:: WHAT THE EXERCISE ASKS ::
Keep only those lines of the records that include the string "para".

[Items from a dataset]
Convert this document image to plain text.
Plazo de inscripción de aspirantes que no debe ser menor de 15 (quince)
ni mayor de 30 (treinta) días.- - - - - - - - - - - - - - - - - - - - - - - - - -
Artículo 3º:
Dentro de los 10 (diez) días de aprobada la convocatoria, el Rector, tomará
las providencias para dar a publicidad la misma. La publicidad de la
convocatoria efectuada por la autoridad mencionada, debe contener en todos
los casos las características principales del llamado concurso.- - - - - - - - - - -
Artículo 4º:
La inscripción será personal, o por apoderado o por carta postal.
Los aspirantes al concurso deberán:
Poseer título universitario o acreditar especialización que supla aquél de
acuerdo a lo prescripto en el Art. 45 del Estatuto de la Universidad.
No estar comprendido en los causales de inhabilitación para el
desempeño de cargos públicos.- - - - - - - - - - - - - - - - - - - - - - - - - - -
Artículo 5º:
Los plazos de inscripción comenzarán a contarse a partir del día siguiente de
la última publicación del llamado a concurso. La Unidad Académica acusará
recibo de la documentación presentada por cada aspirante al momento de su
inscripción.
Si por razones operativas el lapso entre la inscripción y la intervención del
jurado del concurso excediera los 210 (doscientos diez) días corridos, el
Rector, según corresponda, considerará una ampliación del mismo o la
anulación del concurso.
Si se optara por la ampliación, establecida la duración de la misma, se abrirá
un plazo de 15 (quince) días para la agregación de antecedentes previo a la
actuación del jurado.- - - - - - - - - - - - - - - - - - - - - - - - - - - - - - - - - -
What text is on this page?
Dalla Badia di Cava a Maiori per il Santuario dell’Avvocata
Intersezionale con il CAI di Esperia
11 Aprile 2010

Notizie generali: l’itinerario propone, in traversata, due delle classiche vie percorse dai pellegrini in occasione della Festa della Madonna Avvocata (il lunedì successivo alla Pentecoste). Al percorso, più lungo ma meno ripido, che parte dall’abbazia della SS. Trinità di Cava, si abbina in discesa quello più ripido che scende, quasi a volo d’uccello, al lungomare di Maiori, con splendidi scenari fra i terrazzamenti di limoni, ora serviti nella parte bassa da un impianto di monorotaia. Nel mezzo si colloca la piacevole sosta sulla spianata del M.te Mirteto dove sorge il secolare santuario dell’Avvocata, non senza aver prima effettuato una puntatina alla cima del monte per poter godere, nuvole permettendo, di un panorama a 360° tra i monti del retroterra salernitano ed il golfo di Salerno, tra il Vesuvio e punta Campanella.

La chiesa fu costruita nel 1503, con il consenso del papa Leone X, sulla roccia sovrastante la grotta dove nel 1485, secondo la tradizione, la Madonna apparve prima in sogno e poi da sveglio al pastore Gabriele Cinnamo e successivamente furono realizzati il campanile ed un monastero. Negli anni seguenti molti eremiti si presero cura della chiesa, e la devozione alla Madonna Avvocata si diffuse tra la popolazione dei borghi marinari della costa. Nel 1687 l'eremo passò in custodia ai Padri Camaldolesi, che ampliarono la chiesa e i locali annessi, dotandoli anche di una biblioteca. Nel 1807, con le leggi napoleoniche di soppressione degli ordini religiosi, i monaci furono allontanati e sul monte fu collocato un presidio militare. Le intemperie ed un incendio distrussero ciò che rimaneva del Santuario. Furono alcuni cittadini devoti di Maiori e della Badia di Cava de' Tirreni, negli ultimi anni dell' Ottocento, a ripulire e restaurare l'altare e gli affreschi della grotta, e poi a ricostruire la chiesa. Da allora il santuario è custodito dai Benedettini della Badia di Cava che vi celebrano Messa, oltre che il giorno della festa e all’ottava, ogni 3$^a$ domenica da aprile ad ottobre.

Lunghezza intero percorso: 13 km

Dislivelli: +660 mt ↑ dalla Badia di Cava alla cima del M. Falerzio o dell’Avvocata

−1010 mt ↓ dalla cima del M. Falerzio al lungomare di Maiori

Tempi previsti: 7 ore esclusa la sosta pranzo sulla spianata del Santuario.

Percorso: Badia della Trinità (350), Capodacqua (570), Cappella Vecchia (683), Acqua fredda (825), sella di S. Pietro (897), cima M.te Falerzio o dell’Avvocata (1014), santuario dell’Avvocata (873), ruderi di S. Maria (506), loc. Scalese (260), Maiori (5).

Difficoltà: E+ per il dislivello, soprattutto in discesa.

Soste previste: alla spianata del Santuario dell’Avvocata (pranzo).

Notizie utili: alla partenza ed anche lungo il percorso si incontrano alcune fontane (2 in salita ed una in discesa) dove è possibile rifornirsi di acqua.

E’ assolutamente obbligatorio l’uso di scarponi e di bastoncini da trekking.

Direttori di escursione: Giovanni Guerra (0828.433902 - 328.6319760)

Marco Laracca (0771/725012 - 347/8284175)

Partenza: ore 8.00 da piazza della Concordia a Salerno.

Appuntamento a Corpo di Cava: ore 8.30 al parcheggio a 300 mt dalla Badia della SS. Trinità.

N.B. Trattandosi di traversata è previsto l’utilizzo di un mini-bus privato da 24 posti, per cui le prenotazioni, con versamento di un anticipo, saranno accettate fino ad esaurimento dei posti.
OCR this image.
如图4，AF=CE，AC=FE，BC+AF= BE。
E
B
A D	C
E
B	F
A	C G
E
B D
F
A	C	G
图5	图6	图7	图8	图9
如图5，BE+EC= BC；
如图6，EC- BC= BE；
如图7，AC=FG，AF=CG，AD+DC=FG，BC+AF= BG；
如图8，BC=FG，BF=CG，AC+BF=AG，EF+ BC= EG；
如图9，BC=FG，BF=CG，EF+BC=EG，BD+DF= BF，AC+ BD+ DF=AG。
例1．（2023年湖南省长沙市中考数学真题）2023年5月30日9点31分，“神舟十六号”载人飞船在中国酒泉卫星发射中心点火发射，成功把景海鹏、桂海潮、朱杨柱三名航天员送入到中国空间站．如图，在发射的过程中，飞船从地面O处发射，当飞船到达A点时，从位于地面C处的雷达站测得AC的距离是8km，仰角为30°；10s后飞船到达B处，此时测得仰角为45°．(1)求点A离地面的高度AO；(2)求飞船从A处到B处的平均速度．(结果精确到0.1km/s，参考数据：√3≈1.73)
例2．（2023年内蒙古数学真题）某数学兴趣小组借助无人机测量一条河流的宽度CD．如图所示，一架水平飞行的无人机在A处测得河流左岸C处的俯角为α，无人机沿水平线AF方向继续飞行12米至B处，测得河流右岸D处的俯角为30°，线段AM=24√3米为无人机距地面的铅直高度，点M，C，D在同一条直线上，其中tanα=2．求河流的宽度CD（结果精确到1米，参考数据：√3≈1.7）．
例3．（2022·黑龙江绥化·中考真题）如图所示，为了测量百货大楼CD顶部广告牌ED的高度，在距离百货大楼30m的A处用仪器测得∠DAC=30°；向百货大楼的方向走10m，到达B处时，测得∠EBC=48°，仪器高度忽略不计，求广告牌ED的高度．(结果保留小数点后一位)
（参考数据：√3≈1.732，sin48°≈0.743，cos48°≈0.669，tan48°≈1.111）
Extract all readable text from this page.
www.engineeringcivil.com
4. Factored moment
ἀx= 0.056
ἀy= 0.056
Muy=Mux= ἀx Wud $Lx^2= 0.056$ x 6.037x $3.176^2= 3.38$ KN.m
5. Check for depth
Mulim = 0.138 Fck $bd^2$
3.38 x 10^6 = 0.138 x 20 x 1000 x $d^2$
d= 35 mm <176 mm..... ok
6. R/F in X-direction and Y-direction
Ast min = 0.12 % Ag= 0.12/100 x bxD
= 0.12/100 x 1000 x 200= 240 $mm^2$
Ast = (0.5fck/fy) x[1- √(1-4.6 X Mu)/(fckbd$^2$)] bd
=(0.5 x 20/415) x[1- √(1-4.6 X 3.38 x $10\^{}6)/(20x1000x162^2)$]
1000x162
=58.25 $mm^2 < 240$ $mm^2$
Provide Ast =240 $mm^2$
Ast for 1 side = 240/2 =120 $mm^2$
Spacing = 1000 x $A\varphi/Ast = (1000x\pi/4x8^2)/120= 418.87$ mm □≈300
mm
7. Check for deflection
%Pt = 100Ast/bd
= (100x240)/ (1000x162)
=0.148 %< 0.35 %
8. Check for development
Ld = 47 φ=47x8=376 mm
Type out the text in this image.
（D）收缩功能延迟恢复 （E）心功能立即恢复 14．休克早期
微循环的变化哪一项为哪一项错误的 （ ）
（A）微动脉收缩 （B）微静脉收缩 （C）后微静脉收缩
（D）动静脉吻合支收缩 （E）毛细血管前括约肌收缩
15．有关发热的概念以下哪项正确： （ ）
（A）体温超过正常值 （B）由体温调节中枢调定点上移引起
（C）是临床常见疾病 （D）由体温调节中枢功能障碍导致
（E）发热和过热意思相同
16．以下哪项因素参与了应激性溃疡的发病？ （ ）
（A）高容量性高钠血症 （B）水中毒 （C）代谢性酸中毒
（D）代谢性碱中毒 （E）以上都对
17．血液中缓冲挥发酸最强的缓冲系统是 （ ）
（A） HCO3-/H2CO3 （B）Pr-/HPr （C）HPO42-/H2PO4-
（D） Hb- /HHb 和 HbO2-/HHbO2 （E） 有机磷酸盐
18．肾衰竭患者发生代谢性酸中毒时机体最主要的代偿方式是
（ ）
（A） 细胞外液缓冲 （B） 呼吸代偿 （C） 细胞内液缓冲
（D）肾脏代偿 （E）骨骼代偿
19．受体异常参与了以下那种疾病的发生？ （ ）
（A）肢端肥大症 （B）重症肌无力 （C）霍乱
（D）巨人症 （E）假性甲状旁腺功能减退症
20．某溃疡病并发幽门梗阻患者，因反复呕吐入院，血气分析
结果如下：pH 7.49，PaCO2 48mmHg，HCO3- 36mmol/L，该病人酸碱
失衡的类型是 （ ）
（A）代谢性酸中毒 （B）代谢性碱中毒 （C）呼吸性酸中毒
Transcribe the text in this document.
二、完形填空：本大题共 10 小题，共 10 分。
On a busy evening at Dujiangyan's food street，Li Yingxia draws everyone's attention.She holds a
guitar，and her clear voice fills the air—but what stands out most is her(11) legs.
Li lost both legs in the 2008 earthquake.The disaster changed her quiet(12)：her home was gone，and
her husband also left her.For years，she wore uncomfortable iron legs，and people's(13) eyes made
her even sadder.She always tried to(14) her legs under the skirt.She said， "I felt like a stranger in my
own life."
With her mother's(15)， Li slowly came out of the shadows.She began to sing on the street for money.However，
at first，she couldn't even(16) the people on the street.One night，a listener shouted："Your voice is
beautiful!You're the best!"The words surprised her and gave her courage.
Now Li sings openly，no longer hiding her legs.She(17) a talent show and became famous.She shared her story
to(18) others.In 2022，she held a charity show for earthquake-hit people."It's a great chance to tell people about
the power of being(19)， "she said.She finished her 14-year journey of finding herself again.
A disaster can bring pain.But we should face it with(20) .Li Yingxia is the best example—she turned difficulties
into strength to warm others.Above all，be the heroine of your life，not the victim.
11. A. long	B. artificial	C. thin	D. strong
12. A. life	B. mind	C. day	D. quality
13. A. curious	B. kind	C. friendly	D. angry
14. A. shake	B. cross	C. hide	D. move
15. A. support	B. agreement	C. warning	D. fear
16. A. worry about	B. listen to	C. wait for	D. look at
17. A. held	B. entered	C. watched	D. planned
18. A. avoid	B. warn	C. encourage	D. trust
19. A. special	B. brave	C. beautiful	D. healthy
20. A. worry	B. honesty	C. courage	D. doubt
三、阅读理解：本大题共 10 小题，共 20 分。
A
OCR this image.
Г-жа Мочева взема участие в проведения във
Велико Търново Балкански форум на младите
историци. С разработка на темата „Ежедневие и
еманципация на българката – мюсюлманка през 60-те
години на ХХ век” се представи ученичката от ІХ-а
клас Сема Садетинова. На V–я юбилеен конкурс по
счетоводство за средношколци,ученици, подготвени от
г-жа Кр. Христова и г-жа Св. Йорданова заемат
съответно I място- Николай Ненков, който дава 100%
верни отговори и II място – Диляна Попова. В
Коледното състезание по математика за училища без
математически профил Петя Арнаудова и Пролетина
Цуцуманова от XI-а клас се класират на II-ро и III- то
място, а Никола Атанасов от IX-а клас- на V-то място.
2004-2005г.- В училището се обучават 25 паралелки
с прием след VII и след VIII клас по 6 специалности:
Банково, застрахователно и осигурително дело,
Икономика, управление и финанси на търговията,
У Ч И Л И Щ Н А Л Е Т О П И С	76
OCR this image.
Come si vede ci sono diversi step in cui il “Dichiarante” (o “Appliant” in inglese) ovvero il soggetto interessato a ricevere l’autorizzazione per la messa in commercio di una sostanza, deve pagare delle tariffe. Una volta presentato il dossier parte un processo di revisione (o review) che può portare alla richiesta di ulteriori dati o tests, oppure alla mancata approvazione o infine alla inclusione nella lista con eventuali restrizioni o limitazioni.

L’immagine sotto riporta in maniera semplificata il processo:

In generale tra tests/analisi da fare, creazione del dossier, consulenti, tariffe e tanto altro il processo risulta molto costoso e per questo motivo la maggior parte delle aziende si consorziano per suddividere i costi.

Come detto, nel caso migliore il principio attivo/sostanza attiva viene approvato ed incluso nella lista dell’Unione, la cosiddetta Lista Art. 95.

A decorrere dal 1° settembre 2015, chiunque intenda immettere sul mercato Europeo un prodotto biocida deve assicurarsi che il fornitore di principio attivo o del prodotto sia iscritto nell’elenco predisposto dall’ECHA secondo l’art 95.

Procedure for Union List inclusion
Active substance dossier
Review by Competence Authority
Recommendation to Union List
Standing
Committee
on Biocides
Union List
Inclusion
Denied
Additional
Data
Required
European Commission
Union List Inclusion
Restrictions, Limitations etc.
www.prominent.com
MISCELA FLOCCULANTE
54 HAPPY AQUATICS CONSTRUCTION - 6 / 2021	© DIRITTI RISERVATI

:: ANSWER FOR THIS EXERCISE ::
las providencias para dar a publicidad la misma. La publicidad de la
No estar comprendido en los causales de inhabilitación para el
un plazo de 15 (quince) días para la agregación de antecedentes previo a la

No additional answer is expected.